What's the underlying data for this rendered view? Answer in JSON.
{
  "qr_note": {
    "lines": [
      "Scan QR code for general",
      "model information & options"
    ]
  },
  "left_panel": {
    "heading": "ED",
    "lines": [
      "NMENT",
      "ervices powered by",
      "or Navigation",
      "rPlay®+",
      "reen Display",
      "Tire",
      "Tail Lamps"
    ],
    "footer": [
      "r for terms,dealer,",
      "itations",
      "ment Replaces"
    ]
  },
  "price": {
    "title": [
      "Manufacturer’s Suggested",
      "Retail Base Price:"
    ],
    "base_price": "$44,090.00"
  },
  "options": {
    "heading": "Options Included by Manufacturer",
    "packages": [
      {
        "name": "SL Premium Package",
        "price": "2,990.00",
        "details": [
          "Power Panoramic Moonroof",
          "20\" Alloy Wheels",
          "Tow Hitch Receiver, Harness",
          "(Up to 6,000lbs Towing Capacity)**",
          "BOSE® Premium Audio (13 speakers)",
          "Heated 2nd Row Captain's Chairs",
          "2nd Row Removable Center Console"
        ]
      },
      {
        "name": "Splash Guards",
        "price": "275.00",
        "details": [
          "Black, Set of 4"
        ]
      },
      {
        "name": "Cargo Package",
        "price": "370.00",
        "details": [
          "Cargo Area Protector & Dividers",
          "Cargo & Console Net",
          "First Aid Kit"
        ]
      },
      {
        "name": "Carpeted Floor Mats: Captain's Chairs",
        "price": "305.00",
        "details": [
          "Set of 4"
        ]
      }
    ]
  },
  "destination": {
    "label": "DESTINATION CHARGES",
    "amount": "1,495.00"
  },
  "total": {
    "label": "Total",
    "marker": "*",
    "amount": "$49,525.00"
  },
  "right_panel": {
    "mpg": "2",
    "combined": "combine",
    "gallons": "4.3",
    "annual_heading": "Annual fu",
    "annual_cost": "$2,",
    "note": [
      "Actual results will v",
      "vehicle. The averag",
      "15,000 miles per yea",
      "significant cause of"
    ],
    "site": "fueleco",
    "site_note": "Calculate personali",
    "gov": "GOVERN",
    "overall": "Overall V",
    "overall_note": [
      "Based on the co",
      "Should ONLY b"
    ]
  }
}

Requirement ▸
Give the material above again, word for word.

Expected output ▸
What's the underlying data for this rendered view? Answer in JSON.
{
  "qr_note": {
    "lines": [
      "Scan QR code for general",
      "model information & options"
    ]
  },
  "left_panel": {
    "heading": "ED",
    "lines": [
      "NMENT",
      "ervices powered by",
      "or Navigation",
      "rPlay®+",
      "reen Display",
      "Tire",
      "Tail Lamps"
    ],
    "footer": [
      "r for terms,dealer,",
      "itations",
      "ment Replaces"
    ]
  },
  "price": {
    "title": [
      "Manufacturer’s Suggested",
      "Retail Base Price:"
    ],
    "base_price": "$44,090.00"
  },
  "options": {
    "heading": "Options Included by Manufacturer",
    "packages": [
      {
        "name": "SL Premium Package",
        "price": "2,990.00",
        "details": [
          "Power Panoramic Moonroof",
          "20\" Alloy Wheels",
          "Tow Hitch Receiver, Harness",
          "(Up to 6,000lbs Towing Capacity)**",
          "BOSE® Premium Audio (13 speakers)",
          "Heated 2nd Row Captain's Chairs",
          "2nd Row Removable Center Console"
        ]
      },
      {
        "name": "Splash Guards",
        "price": "275.00",
        "details": [
          "Black, Set of 4"
        ]
      },
      {
        "name": "Cargo Package",
        "price": "370.00",
        "details": [
          "Cargo Area Protector & Dividers",
          "Cargo & Console Net",
          "First Aid Kit"
        ]
      },
      {
        "name": "Carpeted Floor Mats: Captain's Chairs",
        "price": "305.00",
        "details": [
          "Set of 4"
        ]
      }
    ]
  },
  "destination": {
    "label": "DESTINATION CHARGES",
    "amount": "1,495.00"
  },
  "total": {
    "label": "Total",
    "marker": "*",
    "amount": "$49,525.00"
  },
  "right_panel": {
    "mpg": "2",
    "combined": "combine",
    "gallons": "4.3",
    "annual_heading": "Annual fu",
    "annual_cost": "$2,",
    "note": [
      "Actual results will v",
      "vehicle. The averag",
      "15,000 miles per yea",
      "significant cause of"
    ],
    "site": "fueleco",
    "site_note": "Calculate personali",
    "gov": "GOVERN",
    "overall": "Overall V",
    "overall_note": [
      "Based on the co",
      "Should ONLY b"
    ]
  }
}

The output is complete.